◆ **Task**
Each entry below is to be written out exactly, and the pictures are to be left out.

◆ **Stored rows**

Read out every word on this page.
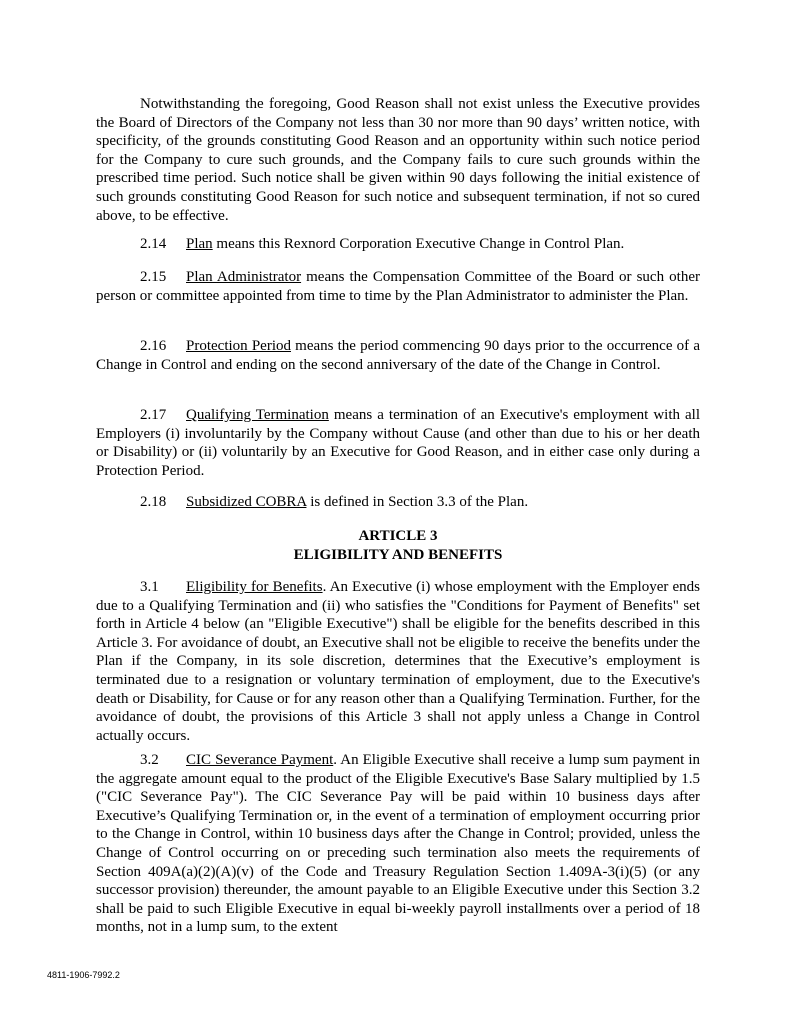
Notwithstanding the foregoing, Good Reason shall not exist unless the Executive provides the Board of Directors of the Company not less than 30 nor more than 90 days’ written notice, with specificity, of the grounds constituting Good Reason and an opportunity within such notice period for the Company to cure such grounds, and the Company fails to cure such grounds within the prescribed time period. Such notice shall be given within 90 days following the initial existence of such grounds constituting Good Reason for such notice and subsequent termination, if not so cured above, to be effective.

2.14 Plan means this Rexnord Corporation Executive Change in Control Plan.

2.15 Plan Administrator means the Compensation Committee of the Board or such other person or committee appointed from time to time by the Plan Administrator to administer the Plan.

2.16 Protection Period means the period commencing 90 days prior to the occurrence of a Change in Control and ending on the second anniversary of the date of the Change in Control.

2.17 Qualifying Termination means a termination of an Executive's employment with all Employers (i) involuntarily by the Company without Cause (and other than due to his or her death or Disability) or (ii) voluntarily by an Executive for Good Reason, and in either case only during a Protection Period.

2.18 Subsidized COBRA is defined in Section 3.3 of the Plan.

ARTICLE 3

ELIGIBILITY AND BENEFITS

3.1 Eligibility for Benefits. An Executive (i) whose employment with the Employer ends due to a Qualifying Termination and (ii) who satisfies the "Conditions for Payment of Benefits" set forth in Article 4 below (an "Eligible Executive") shall be eligible for the benefits described in this Article 3. For avoidance of doubt, an Executive shall not be eligible to receive the benefits under the Plan if the Company, in its sole discretion, determines that the Executive’s employment is terminated due to a resignation or voluntary termination of employment, due to the Executive's death or Disability, for Cause or for any reason other than a Qualifying Termination. Further, for the avoidance of doubt, the provisions of this Article 3 shall not apply unless a Change in Control actually occurs.

3.2 CIC Severance Payment. An Eligible Executive shall receive a lump sum payment in the aggregate amount equal to the product of the Eligible Executive's Base Salary multiplied by 1.5 ("CIC Severance Pay"). The CIC Severance Pay will be paid within 10 business days after Executive’s Qualifying Termination or, in the event of a termination of employment occurring prior to the Change in Control, within 10 business days after the Change in Control; provided, unless the Change of Control occurring on or preceding such termination also meets the requirements of Section 409A(a)(2)(A)(v) of the Code and Treasury Regulation Section 1.409A-3(i)(5) (or any successor provision) thereunder, the amount payable to an Eligible Executive under this Section 3.2 shall be paid to such Eligible Executive in equal bi-weekly payroll installments over a period of 18 months, not in a lump sum, to the extent

4811-1906-7992.2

◆ **Worked solution**
Read out every word on this page.
Notwithstanding the foregoing, Good Reason shall not exist unless the Executive provides the Board of Directors of the Company not less than 30 nor more than 90 days’ written notice, with specificity, of the grounds constituting Good Reason and an opportunity within such notice period for the Company to cure such grounds, and the Company fails to cure such grounds within the prescribed time period. Such notice shall be given within 90 days following the initial existence of such grounds constituting Good Reason for such notice and subsequent termination, if not so cured above, to be effective.

2.14 Plan means this Rexnord Corporation Executive Change in Control Plan.

2.15 Plan Administrator means the Compensation Committee of the Board or such other person or committee appointed from time to time by the Plan Administrator to administer the Plan.

2.16 Protection Period means the period commencing 90 days prior to the occurrence of a Change in Control and ending on the second anniversary of the date of the Change in Control.

2.17 Qualifying Termination means a termination of an Executive's employment with all Employers (i) involuntarily by the Company without Cause (and other than due to his or her death or Disability) or (ii) voluntarily by an Executive for Good Reason, and in either case only during a Protection Period.

2.18 Subsidized COBRA is defined in Section 3.3 of the Plan.

ARTICLE 3

ELIGIBILITY AND BENEFITS

3.1 Eligibility for Benefits. An Executive (i) whose employment with the Employer ends due to a Qualifying Termination and (ii) who satisfies the "Conditions for Payment of Benefits" set forth in Article 4 below (an "Eligible Executive") shall be eligible for the benefits described in this Article 3. For avoidance of doubt, an Executive shall not be eligible to receive the benefits under the Plan if the Company, in its sole discretion, determines that the Executive’s employment is terminated due to a resignation or voluntary termination of employment, due to the Executive's death or Disability, for Cause or for any reason other than a Qualifying Termination. Further, for the avoidance of doubt, the provisions of this Article 3 shall not apply unless a Change in Control actually occurs.

3.2 CIC Severance Payment. An Eligible Executive shall receive a lump sum payment in the aggregate amount equal to the product of the Eligible Executive's Base Salary multiplied by 1.5 ("CIC Severance Pay"). The CIC Severance Pay will be paid within 10 business days after Executive’s Qualifying Termination or, in the event of a termination of employment occurring prior to the Change in Control, within 10 business days after the Change in Control; provided, unless the Change of Control occurring on or preceding such termination also meets the requirements of Section 409A(a)(2)(A)(v) of the Code and Treasury Regulation Section 1.409A-3(i)(5) (or any successor provision) thereunder, the amount payable to an Eligible Executive under this Section 3.2 shall be paid to such Eligible Executive in equal bi-weekly payroll installments over a period of 18 months, not in a lump sum, to the extent

4811-1906-7992.2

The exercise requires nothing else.